Academy cadets’ invention to support battlefield Airmen awarded patents

  • Published
  • By Jennifer Spradlin
  • U.S. Air Force Academy Public Affairs

Looking for a challenge? Try coming up with 100 different ways to get a battlefield Airman loaded with gear from a hovering aircraft to the ground quickly and safely.

A team of Air Force Academy cadets took on this exact challenge while completing their mechanical and systems engineering degrees in 2016 and now their technology has been awarded three patents by the U.S. Patent and Trademark Office.

The project was part of an annual Air Force Research Laboratory University Design Challenge. Each service academy and a dozen civilian universities for that iteration were charged to improve current troop insertion methods which primarily use the Fast Rope Insertion Extraction System.

There were two main issues: heavily loaded operators were struggling to brake when fast roping and their gloves were getting too hot from gripping the rope to slow down. To help get with the design requirements, cadets met with several groups of battlefield Airmen.

“This project taught me several things including that the process of creating something new is not linear, and you often have to go back to the drawing board, and the user is the most important customer,” said 1st Lt. Miranda Bray, a 2016 graduate and F-15E Strike Eagle student pilot at Seymour Johnson Air Force Base, North Carolina.

▸ Excerpted data:
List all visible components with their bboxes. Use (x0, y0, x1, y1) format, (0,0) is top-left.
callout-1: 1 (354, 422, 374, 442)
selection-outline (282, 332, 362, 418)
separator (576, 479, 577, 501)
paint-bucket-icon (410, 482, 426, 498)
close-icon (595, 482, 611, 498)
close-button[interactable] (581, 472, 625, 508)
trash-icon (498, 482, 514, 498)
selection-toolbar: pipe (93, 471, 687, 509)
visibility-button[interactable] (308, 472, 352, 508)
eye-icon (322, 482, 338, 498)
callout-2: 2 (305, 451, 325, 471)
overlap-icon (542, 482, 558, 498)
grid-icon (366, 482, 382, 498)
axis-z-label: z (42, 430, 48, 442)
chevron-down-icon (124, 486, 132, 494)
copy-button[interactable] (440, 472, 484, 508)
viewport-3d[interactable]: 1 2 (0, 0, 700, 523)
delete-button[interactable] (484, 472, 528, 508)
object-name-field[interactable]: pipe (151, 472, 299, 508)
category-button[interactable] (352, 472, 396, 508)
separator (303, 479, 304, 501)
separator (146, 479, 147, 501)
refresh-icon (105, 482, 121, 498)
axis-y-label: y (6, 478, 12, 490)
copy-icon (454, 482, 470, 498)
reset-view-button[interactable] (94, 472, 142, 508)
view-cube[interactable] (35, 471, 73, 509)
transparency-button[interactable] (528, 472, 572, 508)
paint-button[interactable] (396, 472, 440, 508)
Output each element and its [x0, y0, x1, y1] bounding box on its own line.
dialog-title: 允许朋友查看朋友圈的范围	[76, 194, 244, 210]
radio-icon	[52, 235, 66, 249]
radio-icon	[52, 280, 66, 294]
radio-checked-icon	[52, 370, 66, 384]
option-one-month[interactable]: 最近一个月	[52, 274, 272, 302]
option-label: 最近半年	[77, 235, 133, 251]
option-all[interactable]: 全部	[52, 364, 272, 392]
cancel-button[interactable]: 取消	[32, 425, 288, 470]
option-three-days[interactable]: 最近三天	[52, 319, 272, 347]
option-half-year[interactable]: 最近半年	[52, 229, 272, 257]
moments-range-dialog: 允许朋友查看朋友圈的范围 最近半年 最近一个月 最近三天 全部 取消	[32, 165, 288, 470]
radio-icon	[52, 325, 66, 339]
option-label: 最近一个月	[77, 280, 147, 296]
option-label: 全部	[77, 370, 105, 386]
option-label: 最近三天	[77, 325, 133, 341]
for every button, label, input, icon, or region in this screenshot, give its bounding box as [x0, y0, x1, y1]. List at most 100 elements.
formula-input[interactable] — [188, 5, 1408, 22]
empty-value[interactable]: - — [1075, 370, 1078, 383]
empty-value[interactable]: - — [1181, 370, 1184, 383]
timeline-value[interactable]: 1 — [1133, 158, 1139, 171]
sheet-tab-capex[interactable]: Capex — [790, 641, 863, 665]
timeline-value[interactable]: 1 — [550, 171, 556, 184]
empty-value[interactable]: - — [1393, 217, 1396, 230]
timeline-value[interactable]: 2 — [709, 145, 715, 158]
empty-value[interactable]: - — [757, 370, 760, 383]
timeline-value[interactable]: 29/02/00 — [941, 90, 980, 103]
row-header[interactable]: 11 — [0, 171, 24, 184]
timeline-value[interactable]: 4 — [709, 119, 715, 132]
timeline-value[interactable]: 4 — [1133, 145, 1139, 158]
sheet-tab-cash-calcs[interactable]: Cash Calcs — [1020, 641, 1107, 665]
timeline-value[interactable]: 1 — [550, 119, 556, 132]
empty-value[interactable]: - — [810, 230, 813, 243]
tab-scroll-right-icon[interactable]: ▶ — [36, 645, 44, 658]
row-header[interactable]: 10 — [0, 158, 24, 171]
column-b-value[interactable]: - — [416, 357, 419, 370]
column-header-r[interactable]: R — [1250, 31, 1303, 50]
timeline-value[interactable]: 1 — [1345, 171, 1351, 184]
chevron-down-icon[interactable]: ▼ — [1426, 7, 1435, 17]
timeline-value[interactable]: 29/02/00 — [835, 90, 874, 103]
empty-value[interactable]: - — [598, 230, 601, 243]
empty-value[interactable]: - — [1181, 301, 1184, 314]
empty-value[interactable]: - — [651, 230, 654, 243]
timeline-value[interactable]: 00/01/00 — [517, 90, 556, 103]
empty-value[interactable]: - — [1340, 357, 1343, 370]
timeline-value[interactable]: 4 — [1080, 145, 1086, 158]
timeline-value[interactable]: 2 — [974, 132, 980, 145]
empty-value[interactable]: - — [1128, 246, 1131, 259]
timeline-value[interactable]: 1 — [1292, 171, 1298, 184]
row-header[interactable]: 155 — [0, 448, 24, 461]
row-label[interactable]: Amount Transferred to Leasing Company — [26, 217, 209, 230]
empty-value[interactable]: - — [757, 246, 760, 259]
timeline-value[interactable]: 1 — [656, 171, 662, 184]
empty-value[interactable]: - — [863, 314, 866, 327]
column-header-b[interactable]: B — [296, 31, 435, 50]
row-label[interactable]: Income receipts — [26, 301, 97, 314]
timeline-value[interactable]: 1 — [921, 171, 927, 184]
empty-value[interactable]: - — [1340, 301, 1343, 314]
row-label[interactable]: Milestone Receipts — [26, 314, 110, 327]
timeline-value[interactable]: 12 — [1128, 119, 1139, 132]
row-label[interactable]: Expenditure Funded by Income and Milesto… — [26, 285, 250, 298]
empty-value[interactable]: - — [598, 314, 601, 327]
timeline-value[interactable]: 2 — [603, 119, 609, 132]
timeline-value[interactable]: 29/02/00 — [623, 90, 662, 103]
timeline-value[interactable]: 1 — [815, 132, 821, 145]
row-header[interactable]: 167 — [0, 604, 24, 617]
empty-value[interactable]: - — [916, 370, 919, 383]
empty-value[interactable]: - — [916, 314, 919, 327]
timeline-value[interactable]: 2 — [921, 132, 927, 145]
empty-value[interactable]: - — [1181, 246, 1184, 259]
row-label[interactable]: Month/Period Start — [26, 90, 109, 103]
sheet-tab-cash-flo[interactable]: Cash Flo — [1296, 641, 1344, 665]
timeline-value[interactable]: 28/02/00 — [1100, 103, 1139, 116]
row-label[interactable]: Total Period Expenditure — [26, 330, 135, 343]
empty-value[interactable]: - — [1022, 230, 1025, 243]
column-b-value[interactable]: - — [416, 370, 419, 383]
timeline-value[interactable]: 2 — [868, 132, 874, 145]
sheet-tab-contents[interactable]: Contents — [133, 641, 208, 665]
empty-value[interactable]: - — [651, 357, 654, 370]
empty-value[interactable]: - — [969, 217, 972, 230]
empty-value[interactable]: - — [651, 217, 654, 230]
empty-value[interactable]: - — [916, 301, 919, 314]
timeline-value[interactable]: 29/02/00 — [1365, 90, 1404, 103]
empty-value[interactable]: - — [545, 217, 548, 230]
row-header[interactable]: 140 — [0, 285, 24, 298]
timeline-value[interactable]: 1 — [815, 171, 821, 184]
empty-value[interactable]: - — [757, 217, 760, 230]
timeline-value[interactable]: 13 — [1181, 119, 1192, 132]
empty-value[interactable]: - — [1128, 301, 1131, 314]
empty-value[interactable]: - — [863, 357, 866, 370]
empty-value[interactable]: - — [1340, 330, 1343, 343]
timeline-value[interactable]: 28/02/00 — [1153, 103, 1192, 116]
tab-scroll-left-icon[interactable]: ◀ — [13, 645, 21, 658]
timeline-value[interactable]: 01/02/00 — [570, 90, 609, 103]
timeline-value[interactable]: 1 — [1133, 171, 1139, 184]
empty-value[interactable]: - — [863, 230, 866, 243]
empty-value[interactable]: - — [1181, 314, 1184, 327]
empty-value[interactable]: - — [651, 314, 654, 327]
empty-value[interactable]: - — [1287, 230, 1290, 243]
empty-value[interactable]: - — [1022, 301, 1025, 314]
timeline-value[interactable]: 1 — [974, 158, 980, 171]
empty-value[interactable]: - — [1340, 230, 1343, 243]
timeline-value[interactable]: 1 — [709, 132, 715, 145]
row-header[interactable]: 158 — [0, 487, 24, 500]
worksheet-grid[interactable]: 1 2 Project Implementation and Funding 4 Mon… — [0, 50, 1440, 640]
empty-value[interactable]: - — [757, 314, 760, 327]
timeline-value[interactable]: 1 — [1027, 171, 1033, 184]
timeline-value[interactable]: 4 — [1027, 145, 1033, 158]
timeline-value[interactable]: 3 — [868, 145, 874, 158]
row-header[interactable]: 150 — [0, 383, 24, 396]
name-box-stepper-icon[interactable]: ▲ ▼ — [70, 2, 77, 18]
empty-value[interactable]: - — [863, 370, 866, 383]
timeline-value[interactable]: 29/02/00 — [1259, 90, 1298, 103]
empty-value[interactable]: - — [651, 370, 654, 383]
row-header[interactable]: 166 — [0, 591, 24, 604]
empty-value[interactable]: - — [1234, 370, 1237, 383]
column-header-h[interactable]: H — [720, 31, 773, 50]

▸ What you need to do:
- a) According to the article about the cadets' patents, how many patents did the U.S. Patent and Trademark Office award for the cadets' technology?
- b) Reproduce the passage from the article about the cadets' patents, starting at "A team of Air" and ending at "Insertion Extraction System.".
The rows have no connection to the article about the cadets' patents.

▸ Results by task:
- a) Three.

- b)
A team of Air Force Academy cadets took on this exact challenge while completing their mechanical and systems engineering degrees in 2016 and now their technology has been awarded three patents by the U.S. Patent and Trademark Office.

The project was part of an annual Air Force Research Laboratory University Design Challenge. Each service academy and a dozen civilian universities for that iteration were charged to improve current troop insertion methods which primarily use the Fast Rope Insertion Extraction System.